* **Written request**: Write out every row below word for word, keeping them in the same order.

* **Information given**:

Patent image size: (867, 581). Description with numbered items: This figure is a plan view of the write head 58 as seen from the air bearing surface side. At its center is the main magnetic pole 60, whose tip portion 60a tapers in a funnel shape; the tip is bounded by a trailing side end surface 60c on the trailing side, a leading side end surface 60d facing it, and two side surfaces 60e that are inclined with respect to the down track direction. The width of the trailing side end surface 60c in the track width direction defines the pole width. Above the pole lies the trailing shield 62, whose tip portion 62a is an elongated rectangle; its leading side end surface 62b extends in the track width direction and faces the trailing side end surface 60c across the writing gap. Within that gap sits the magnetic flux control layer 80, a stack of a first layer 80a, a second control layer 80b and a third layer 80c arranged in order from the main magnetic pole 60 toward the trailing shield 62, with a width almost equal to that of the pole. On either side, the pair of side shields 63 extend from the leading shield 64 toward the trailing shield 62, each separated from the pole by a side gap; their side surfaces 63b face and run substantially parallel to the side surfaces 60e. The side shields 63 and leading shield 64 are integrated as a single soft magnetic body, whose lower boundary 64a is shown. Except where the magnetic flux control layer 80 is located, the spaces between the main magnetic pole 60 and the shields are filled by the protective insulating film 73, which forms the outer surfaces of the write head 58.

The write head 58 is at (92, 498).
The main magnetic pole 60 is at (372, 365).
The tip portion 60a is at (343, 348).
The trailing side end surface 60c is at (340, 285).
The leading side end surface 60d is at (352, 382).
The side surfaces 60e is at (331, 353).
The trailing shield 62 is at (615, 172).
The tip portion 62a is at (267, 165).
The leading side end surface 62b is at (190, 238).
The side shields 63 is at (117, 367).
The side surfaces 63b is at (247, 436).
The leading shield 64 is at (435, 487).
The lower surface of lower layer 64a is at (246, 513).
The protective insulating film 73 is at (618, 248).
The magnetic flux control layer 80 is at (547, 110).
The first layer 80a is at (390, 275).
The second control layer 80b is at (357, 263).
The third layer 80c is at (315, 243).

* **Result of the exercise**:
Patent image size: (867, 581). Description with numbered items: This figure is a plan view of the write head 58 as seen from the air bearing surface side. At its center is the main magnetic pole 60, whose tip portion 60a tapers in a funnel shape; the tip is bounded by a trailing side end surface 60c on the trailing side, a leading side end surface 60d facing it, and two side surfaces 60e that are inclined with respect to the down track direction. The width of the trailing side end surface 60c in the track width direction defines the pole width. Above the pole lies the trailing shield 62, whose tip portion 62a is an elongated rectangle; its leading side end surface 62b extends in the track width direction and faces the trailing side end surface 60c across the writing gap. Within that gap sits the magnetic flux control layer 80, a stack of a first layer 80a, a second control layer 80b and a third layer 80c arranged in order from the main magnetic pole 60 toward the trailing shield 62, with a width almost equal to that of the pole. On either side, the pair of side shields 63 extend from the leading shield 64 toward the trailing shield 62, each separated from the pole by a side gap; their side surfaces 63b face and run substantially parallel to the side surfaces 60e. The side shields 63 and leading shield 64 are integrated as a single soft magnetic body, whose lower boundary 64a is shown. Except where the magnetic flux control layer 80 is located, the spaces between the main magnetic pole 60 and the shields are filled by the protective insulating film 73, which forms the outer surfaces of the write head 58.

The write head 58 is at (92, 498).
The main magnetic pole 60 is at (372, 365).
The tip portion 60a is at (343, 348).
The trailing side end surface 60c is at (340, 285).
The leading side end surface 60d is at (352, 382).
The side surfaces 60e is at (331, 353).
The trailing shield 62 is at (615, 172).
The tip portion 62a is at (267, 165).
The leading side end surface 62b is at (190, 238).
The side shields 63 is at (117, 367).
The side surfaces 63b is at (247, 436).
The leading shield 64 is at (435, 487).
The lower surface of lower layer 64a is at (246, 513).
The protective insulating film 73 is at (618, 248).
The magnetic flux control layer 80 is at (547, 110).
The first layer 80a is at (390, 275).
The second control layer 80b is at (357, 263).
The third layer 80c is at (315, 243).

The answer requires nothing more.